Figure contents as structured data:
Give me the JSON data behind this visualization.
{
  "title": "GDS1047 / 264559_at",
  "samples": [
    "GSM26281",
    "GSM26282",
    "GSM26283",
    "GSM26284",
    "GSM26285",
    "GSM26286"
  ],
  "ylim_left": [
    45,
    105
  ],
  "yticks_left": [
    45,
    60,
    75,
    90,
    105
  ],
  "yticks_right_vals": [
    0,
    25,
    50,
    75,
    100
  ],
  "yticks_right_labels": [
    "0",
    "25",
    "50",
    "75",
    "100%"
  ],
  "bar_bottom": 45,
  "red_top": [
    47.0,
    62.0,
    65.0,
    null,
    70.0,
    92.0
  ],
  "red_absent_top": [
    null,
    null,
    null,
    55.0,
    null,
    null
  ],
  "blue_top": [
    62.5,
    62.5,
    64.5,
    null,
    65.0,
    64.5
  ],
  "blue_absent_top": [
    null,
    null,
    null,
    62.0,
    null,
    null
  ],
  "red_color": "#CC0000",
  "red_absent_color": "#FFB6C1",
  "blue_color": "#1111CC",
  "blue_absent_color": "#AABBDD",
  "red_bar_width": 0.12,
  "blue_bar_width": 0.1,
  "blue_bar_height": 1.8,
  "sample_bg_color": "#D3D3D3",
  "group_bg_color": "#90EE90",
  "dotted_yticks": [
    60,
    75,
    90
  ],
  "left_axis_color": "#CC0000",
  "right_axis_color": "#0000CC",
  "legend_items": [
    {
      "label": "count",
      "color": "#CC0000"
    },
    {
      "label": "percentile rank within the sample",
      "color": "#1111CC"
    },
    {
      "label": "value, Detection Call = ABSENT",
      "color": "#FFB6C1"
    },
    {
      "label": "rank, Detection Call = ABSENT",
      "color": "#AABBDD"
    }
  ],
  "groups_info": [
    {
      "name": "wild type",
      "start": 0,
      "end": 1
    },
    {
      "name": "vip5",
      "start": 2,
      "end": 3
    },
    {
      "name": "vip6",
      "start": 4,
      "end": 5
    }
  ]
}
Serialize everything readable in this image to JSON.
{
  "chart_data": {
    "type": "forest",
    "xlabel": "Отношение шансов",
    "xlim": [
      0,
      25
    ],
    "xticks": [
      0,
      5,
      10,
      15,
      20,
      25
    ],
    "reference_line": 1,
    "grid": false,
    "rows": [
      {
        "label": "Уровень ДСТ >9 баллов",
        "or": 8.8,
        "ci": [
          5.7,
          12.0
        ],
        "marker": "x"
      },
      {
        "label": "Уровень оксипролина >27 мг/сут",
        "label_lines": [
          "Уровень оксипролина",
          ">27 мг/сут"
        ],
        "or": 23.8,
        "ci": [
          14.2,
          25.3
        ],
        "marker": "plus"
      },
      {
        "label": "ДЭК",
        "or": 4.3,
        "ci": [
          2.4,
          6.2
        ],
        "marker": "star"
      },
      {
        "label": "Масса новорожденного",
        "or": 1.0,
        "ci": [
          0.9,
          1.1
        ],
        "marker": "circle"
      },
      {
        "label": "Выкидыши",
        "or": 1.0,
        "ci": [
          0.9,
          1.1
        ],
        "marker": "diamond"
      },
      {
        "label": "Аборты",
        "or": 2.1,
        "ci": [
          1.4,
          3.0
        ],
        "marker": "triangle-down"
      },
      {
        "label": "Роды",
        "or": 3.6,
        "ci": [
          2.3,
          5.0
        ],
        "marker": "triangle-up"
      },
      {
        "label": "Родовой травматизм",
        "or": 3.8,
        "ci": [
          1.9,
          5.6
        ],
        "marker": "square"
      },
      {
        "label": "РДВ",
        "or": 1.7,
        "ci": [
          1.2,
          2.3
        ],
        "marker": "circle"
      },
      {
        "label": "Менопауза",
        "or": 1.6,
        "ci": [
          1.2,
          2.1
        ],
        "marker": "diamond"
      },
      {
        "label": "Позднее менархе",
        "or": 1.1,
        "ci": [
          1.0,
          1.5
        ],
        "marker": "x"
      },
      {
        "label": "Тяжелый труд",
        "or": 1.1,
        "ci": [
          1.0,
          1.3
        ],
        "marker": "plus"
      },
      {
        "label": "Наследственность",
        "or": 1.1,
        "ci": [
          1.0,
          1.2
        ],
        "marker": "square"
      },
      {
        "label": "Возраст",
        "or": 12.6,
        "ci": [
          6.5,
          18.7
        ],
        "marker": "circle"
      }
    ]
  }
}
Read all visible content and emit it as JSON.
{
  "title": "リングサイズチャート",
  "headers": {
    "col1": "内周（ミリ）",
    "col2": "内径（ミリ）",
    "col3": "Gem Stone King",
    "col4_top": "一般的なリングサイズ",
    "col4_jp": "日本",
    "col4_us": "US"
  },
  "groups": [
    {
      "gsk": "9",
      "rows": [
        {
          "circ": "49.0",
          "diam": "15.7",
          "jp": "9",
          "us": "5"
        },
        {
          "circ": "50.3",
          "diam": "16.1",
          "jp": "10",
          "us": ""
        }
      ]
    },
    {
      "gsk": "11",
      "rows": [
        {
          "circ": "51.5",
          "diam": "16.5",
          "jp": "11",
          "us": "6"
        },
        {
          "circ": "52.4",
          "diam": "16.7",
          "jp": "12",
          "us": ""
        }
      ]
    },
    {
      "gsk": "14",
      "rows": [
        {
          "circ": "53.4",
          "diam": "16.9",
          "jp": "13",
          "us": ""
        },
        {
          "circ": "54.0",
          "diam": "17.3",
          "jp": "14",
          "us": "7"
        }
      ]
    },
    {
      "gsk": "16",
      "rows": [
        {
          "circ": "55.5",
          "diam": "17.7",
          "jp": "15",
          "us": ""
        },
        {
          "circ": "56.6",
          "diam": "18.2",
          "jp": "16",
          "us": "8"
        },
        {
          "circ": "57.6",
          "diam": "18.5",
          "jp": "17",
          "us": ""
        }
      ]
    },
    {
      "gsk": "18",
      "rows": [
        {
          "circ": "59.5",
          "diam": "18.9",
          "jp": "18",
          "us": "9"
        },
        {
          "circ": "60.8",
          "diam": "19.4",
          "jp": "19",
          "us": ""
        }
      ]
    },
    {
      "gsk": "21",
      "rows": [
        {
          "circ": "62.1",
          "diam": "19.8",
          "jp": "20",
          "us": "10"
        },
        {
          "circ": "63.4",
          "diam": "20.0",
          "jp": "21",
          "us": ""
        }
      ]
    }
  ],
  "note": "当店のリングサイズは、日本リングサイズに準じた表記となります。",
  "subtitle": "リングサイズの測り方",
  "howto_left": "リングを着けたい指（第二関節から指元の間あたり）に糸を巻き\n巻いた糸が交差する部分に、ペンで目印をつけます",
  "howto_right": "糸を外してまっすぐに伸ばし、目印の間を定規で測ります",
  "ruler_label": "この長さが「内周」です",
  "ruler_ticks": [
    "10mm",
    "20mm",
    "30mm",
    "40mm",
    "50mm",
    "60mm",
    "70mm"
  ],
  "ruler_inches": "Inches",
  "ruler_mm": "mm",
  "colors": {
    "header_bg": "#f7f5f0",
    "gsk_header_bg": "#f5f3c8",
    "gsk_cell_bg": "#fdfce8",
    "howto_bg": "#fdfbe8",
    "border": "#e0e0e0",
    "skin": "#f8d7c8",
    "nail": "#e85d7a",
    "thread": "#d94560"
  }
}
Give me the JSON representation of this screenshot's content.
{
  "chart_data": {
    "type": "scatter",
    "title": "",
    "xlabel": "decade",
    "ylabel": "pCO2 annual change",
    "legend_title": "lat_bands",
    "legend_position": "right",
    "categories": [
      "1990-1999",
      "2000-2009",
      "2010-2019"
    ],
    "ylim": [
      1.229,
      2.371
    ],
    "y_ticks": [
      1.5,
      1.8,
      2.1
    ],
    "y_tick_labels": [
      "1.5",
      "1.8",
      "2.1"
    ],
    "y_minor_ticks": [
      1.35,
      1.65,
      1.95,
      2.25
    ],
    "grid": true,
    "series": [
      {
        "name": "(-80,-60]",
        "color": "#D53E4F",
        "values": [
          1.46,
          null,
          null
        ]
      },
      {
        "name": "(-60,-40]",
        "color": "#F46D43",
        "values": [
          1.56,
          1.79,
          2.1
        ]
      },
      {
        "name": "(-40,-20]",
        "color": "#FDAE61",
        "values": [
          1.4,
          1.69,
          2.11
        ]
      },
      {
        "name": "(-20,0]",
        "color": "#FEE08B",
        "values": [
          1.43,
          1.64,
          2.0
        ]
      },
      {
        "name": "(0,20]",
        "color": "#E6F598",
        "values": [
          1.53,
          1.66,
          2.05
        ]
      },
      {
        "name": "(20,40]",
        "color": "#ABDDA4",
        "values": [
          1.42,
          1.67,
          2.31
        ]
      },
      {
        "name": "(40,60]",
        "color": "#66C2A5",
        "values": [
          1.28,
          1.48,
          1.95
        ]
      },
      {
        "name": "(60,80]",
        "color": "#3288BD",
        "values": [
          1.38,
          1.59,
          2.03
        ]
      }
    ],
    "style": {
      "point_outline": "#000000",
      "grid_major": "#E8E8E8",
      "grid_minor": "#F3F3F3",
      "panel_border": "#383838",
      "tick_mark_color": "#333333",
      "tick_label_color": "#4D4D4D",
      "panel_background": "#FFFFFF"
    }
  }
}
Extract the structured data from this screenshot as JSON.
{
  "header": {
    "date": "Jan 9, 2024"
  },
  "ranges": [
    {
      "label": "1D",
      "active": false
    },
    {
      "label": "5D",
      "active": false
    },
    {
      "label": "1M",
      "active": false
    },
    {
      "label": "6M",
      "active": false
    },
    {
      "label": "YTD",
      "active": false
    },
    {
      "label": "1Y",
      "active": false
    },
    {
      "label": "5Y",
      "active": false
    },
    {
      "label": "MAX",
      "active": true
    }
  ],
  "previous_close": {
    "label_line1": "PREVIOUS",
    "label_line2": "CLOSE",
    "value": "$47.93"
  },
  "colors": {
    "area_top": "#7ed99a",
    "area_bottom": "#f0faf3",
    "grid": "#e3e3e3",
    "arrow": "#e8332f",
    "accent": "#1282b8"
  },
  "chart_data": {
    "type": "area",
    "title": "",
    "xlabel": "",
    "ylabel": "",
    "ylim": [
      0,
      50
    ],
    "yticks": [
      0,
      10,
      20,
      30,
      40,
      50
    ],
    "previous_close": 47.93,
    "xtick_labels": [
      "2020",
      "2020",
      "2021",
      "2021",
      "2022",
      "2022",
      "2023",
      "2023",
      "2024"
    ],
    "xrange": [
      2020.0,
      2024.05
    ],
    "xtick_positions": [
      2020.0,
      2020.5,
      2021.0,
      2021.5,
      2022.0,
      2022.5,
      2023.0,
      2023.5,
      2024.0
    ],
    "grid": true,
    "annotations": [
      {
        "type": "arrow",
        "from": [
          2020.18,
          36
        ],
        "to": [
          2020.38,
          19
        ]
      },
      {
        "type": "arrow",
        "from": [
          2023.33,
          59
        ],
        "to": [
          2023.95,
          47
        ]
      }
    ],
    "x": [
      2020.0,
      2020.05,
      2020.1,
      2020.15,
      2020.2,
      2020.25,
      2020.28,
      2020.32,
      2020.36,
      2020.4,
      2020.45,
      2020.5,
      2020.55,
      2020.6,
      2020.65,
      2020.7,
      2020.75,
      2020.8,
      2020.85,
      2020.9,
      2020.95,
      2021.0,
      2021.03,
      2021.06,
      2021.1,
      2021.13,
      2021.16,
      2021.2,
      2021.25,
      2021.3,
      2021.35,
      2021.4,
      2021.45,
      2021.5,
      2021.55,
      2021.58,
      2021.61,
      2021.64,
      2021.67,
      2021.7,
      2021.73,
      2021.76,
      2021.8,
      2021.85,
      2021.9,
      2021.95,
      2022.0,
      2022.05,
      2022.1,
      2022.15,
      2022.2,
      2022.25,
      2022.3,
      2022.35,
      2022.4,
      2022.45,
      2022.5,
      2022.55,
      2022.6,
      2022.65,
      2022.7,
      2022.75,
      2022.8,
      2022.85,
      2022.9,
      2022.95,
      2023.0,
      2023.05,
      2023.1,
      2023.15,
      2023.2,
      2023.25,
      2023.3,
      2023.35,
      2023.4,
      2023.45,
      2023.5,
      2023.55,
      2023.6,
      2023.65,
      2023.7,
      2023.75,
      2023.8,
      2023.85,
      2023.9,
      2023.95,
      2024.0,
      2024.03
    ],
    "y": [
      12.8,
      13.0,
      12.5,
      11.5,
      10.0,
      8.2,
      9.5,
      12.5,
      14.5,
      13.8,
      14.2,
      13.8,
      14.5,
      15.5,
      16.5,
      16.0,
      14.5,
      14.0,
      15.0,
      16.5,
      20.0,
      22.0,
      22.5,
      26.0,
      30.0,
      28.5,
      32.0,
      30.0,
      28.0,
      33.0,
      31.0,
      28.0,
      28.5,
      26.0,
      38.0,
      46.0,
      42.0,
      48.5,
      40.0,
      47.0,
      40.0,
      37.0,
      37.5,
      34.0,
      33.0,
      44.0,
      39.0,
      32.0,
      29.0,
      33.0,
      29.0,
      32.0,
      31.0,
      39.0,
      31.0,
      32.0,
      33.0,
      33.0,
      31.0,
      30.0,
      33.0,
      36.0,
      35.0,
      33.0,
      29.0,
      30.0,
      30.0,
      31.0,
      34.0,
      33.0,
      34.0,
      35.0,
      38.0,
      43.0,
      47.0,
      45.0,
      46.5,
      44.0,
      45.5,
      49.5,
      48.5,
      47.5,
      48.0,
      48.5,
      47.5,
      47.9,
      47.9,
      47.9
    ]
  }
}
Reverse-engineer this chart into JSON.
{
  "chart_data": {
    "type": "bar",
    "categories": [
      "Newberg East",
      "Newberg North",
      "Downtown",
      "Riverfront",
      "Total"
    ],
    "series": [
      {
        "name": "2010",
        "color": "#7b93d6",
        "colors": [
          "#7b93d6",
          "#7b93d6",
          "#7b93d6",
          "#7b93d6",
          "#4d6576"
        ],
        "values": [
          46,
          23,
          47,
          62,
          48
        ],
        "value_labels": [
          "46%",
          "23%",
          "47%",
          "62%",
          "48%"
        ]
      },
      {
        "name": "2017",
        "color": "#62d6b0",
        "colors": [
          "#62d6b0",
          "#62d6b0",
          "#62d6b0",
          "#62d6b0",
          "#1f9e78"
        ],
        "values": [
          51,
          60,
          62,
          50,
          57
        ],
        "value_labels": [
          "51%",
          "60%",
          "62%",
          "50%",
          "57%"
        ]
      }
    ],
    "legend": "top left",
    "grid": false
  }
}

> **What you will do**: Isolate each line of the listing above that includes "Уровень". Copy it.

> **Final answer**:
        "label": "Уровень ДСТ >9 баллов",
        "label": "Уровень оксипролина >27 мг/сут",
          "Уровень оксипролина",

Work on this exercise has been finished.